**Exercise text**.
- Opening Delimiter -
What You Can't See

Wednesday, April 07, 2004

I find this Extremely funny

Oh well...I mean do you realize how many people are blogging now adays...I mean I should really do something with something...but whatever...I'm out.

Now I can Post About Whatever...and NO this isn't a Chat Room

Anyway...so now I'm chillin here in study hall...and it is slightly strange because there is only one other girl and she is like in 6,7, or 8th grade...and then there is the one teacher that I can say his name...but never in the world will be able to read...and then two other guys...and that is about it...and I can almost promise you that they are going to be reading it...and that bothers me...a little bit...but if I'm careful...then they won't understand what I'm saying...so that is cool...but yeah...I found out that we [me and the boy who is visiting] made Kathy cry...oh that is to bad. I feel horrible...but she knew that he has a girlfriend...and what not...so oh well...it isn't my fault that she got attached when she shouldn't of...but whatever. Huh...how come I feel so bad about everything...but yet I really don't...I mean there isn't really anything else going on either...but yeah...I've got a whole junk load of Wonka Quotes...and I have to rewrite my Kennedy Theory...because it is really important to me...because you know...I dunno...I'm just really thinking about everything...the more I think about it...the more I understand that I've always been really interested in History...like in 10th grade we had to do a thing on the civil war or whatever...and I ended up doing the Lincoln Assassination! Crazy...I think so. But yeah...I think I'm out! peace and love...holliejo

WARNING

This is from Fight Club...I'm supposed to watch the movie:

Here it is:
If you are reading this then this warning is for you. Every word you read of this useless fine print is another second off your life. Don't you have other thing to do? Is your life so empty that you honestly can't think of a better way to spend these moments? Or are you so impressed with authority that you give respect and credence to all who claim it? Do you read everything you're supposed to read? Do you think everything you're supposed to think? Buy what you're told you should want? Get out of your apartment. Meet a member of the opposite sex. Stop the excessive shopping and masturbation. Quit your job. Start a fight. Prove your alive. If you don't claim your humanity you will become a statistic. You have been warned.
- Closing Delimiter -
**Tasks to carry out**.
1) Give the title of each separate post on the blog page.
2) Answer these from the blog page:
(a) Who did the writer find out had been made to cry?
(b) What topic did the writer end up doing in 10th grade?
(c) What movie does the warning come from?
3) Pick up the blog page after its final line and write on in the same voice.

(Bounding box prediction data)
- Opening Delimiter -
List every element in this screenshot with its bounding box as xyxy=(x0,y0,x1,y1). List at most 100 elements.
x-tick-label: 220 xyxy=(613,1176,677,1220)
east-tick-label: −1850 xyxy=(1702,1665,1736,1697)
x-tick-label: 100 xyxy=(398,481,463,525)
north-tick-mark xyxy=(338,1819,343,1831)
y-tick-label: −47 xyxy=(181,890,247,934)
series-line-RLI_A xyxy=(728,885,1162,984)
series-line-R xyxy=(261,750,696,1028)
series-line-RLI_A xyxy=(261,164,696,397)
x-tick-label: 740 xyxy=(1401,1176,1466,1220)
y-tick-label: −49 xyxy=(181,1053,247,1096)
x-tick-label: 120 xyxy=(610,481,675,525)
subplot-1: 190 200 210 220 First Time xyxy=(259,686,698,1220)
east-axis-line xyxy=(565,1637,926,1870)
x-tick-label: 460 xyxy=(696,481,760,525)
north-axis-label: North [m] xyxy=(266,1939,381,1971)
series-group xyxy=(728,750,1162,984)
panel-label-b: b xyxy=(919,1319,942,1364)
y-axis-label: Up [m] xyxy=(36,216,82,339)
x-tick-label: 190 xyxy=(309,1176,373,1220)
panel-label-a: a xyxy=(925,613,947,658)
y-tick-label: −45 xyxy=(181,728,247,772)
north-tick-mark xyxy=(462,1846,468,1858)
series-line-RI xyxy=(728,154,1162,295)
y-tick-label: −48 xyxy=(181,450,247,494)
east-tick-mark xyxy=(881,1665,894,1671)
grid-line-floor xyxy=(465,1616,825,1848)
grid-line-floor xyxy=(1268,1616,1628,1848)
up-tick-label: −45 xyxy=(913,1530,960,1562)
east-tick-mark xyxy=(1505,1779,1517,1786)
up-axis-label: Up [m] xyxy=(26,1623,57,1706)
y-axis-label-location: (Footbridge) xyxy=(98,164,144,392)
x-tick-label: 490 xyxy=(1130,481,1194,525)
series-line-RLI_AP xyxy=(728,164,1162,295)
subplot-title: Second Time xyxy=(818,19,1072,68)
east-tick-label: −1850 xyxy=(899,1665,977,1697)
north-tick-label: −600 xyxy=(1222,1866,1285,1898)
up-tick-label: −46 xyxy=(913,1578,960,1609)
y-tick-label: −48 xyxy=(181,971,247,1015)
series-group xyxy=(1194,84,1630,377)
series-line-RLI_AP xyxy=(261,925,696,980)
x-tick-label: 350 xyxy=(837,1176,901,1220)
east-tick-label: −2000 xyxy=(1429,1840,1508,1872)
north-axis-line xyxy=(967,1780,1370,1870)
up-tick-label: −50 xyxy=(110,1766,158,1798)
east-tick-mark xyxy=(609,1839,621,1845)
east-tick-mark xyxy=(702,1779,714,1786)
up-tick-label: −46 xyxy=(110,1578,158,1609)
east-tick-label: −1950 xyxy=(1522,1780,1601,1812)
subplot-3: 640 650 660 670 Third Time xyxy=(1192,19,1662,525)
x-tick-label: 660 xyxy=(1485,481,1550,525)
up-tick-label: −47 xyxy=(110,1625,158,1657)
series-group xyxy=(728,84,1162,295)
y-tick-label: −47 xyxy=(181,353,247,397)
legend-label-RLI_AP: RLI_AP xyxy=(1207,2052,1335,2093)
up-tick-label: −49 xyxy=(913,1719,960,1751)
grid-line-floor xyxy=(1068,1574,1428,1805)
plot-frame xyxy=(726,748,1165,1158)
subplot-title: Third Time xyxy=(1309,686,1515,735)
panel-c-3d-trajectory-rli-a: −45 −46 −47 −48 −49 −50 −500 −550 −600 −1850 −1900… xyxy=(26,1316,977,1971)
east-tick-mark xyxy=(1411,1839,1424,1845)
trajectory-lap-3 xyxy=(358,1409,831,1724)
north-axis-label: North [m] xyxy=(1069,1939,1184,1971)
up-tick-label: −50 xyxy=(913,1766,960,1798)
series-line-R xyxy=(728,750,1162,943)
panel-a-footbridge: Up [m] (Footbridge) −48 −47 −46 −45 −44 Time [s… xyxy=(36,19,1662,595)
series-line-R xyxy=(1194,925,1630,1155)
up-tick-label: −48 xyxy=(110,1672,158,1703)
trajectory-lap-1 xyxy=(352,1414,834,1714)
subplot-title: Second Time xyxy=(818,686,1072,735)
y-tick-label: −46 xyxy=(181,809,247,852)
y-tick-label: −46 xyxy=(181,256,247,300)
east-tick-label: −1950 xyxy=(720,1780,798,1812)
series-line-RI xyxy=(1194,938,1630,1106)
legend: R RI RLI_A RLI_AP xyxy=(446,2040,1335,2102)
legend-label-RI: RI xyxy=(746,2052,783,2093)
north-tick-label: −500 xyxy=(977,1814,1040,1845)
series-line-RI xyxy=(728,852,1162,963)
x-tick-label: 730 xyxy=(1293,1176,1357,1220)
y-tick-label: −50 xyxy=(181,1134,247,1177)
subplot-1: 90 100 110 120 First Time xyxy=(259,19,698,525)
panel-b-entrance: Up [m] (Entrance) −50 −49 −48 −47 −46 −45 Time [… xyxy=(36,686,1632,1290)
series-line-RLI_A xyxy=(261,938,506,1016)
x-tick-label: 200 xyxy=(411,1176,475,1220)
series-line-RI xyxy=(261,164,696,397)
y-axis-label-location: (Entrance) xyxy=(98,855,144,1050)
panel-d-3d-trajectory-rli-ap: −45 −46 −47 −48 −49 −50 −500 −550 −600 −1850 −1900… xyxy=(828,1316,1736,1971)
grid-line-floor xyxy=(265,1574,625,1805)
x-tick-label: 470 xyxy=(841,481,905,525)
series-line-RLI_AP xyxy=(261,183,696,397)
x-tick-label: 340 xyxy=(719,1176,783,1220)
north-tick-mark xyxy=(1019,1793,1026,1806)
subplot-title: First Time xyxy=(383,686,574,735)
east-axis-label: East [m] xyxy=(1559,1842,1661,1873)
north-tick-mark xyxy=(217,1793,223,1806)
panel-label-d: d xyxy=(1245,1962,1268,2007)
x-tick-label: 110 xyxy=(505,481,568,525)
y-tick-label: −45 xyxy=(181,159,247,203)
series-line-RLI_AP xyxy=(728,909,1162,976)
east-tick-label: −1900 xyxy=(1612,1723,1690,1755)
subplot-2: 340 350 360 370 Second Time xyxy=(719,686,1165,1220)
- Closing Delimiter -
**Responses to the tasks**.
1)
I find this Extremely funny
Now I can Post About Whatever...and NO this isn't a Chat Room
WARNING

2)
(a) Kathy
(b) The Lincoln Assassination
(c) Fight Club

3)
Cleaning Up The Mess I Made

I have tons of crap all over and what not...and I'm not going to finish my Spanish project...but other than that everything is okay...the person that sits in front of me [Adam] he always asks me...while I type if I"m blogging...but whatever! I'm out.

Tuesday, April 06, 2004

I'm Not Going to Get Attached...I'm Not Going To Get Attached...I'm Going to Get Attached

Yeah that is what I'm going to do. He's coming to me 3rd hour to see Ashley...but I have 4th hour study hall...so yeah...I think that we'll be able to talk! So rock on. So...yeah last night I talked to him...and we know where we are...but I can't help but think that I'll get attached...I mean come on...Oh well...what can I say...I'm trying to do my homework...but can't because I'm getting side tracked...but whatever...I've decided to do something with that one person...no not Stefan...the other one...and I'm going to tell him flat out that: Blah blah blah...that is what I'm going to tell him...and when I do...I hope it all works out...because he rocks...and what not...so yeah. Rah...I'm so angry at my computer...cuz it is prutty stupid.

I have so many stories to tell Courtney...stupid Ashley got me all wound up...she's like: holliejo your boyfriend is coming 3rd hour...and I'm all like: don't do that...someting bad will come of it :( but yea...I'm going to work for the last 20 minutes of class..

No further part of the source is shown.